# INFORMATION PROVIDED
--- start ---

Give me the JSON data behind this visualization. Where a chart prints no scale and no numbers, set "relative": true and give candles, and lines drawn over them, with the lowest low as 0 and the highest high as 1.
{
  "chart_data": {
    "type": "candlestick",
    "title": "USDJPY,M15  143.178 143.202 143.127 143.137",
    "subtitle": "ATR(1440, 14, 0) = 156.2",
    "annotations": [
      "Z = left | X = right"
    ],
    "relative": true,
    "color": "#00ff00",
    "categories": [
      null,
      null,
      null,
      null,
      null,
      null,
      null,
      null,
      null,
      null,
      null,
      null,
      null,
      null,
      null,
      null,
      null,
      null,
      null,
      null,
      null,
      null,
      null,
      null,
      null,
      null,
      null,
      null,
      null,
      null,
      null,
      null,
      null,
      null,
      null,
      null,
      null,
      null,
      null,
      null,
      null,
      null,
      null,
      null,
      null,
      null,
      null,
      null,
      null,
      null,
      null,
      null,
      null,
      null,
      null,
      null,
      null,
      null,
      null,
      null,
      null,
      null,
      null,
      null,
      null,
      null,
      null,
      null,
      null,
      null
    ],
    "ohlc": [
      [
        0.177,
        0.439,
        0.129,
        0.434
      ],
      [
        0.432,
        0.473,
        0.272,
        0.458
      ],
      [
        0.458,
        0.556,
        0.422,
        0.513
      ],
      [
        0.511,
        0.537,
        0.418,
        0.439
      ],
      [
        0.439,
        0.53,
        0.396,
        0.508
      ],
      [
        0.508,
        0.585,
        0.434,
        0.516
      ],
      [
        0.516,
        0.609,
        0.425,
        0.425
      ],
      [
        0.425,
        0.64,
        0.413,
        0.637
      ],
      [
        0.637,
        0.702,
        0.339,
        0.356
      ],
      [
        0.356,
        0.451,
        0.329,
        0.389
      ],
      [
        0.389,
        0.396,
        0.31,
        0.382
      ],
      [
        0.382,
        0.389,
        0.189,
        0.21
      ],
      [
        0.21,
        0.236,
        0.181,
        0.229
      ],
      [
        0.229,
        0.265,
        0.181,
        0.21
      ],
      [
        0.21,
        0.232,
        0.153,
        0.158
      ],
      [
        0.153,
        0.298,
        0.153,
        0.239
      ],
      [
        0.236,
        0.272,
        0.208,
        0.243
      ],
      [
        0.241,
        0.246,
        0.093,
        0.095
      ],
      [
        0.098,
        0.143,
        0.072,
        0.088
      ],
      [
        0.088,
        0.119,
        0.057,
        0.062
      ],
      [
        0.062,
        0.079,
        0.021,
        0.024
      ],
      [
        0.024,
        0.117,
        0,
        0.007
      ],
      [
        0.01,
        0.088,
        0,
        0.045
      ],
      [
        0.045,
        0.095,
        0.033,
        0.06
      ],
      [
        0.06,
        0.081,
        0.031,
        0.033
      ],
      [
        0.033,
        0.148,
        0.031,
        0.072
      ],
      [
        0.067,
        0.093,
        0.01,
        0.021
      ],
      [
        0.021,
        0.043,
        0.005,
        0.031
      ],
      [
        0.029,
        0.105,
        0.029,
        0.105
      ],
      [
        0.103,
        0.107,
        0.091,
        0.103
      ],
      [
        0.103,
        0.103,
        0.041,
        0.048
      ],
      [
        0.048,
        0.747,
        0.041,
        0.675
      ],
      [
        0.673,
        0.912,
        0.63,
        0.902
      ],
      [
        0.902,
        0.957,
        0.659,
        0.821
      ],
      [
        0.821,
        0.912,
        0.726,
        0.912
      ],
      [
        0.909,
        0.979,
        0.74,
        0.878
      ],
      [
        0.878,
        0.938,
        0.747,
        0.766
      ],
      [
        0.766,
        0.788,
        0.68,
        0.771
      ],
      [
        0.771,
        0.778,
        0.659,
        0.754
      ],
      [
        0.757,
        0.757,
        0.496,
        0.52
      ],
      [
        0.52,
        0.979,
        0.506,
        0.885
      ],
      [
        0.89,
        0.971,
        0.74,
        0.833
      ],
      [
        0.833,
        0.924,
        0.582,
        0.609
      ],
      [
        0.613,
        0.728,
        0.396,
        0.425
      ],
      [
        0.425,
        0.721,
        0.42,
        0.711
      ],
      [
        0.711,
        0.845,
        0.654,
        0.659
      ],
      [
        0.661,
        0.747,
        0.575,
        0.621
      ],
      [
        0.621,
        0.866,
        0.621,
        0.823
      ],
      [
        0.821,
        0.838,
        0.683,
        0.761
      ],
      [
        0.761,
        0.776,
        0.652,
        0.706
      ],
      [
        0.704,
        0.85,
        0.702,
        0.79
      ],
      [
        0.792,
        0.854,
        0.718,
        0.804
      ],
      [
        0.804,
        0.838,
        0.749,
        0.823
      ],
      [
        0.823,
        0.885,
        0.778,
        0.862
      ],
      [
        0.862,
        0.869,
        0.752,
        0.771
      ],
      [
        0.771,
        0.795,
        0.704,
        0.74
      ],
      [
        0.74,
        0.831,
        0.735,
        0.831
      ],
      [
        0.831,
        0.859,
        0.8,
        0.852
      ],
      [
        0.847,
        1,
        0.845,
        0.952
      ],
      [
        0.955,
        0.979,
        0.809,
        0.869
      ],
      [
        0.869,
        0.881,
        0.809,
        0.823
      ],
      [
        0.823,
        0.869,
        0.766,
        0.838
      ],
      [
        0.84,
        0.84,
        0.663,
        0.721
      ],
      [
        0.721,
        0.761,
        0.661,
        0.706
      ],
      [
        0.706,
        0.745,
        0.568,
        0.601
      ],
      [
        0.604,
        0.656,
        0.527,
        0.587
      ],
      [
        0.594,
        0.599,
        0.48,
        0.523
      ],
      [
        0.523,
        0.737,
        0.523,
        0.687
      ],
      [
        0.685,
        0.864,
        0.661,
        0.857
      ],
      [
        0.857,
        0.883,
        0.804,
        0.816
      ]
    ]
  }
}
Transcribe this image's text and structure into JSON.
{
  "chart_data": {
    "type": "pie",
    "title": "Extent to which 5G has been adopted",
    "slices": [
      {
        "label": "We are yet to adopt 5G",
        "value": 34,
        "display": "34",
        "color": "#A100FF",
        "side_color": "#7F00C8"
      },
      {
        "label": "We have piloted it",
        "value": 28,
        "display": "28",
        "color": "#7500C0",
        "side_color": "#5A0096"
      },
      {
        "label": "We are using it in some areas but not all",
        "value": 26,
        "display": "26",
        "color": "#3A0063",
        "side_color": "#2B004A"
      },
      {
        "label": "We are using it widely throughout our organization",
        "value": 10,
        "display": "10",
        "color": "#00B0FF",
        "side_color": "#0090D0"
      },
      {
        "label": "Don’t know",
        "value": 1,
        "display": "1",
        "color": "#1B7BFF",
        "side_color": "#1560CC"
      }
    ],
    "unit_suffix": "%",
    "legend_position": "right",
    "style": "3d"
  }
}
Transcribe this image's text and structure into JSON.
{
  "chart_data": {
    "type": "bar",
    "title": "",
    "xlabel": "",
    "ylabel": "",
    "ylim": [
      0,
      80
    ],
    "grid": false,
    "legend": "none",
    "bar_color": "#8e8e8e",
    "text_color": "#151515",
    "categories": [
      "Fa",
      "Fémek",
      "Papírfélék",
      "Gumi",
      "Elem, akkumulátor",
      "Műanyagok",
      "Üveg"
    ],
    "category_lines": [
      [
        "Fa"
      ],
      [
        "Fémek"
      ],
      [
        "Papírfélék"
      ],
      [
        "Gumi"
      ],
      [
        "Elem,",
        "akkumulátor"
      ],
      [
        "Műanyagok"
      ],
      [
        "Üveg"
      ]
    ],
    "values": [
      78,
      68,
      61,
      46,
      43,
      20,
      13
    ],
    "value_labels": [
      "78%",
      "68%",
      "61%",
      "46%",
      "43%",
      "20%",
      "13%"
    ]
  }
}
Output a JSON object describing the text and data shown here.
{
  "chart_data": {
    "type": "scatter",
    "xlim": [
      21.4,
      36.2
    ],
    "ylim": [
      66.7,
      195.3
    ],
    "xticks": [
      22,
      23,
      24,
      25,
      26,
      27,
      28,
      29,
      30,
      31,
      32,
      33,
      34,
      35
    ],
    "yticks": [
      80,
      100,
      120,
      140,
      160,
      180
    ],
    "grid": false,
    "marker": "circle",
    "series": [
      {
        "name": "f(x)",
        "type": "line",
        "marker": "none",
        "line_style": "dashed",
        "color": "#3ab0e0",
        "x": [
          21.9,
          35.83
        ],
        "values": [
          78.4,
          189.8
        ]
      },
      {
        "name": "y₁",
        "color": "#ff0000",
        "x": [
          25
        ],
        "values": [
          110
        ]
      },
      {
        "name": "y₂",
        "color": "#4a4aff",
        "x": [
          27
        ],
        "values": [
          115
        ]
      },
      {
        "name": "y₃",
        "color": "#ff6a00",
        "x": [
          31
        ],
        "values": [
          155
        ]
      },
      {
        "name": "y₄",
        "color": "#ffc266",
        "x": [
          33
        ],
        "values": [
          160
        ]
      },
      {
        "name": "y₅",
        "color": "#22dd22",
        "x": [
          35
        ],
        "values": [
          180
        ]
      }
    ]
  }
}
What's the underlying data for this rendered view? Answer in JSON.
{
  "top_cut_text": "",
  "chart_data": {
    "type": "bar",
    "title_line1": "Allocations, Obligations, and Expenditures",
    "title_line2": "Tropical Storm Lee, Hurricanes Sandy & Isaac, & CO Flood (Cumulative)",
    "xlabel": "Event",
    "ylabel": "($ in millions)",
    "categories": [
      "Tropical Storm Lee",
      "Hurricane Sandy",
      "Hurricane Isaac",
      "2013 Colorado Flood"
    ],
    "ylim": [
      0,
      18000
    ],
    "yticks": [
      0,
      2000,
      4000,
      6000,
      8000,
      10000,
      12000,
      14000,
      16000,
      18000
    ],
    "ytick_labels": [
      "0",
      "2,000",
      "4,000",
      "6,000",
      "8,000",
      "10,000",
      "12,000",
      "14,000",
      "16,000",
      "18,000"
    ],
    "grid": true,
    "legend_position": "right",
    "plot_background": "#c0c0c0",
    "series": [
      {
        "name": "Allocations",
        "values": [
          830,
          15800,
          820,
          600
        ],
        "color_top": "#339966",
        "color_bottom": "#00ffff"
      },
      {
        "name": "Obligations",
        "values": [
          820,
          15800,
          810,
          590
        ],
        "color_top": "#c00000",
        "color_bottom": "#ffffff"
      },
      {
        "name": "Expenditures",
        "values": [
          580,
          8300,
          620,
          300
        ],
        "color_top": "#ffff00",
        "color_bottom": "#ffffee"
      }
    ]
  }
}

--- end ---

# EXERCISE OBJECTIVE
Where a line above includes "using", copy that line.

# WRITTEN ANSWER
        "label": "We are using it in some areas but not all",
        "label": "We are using it widely throughout our organization",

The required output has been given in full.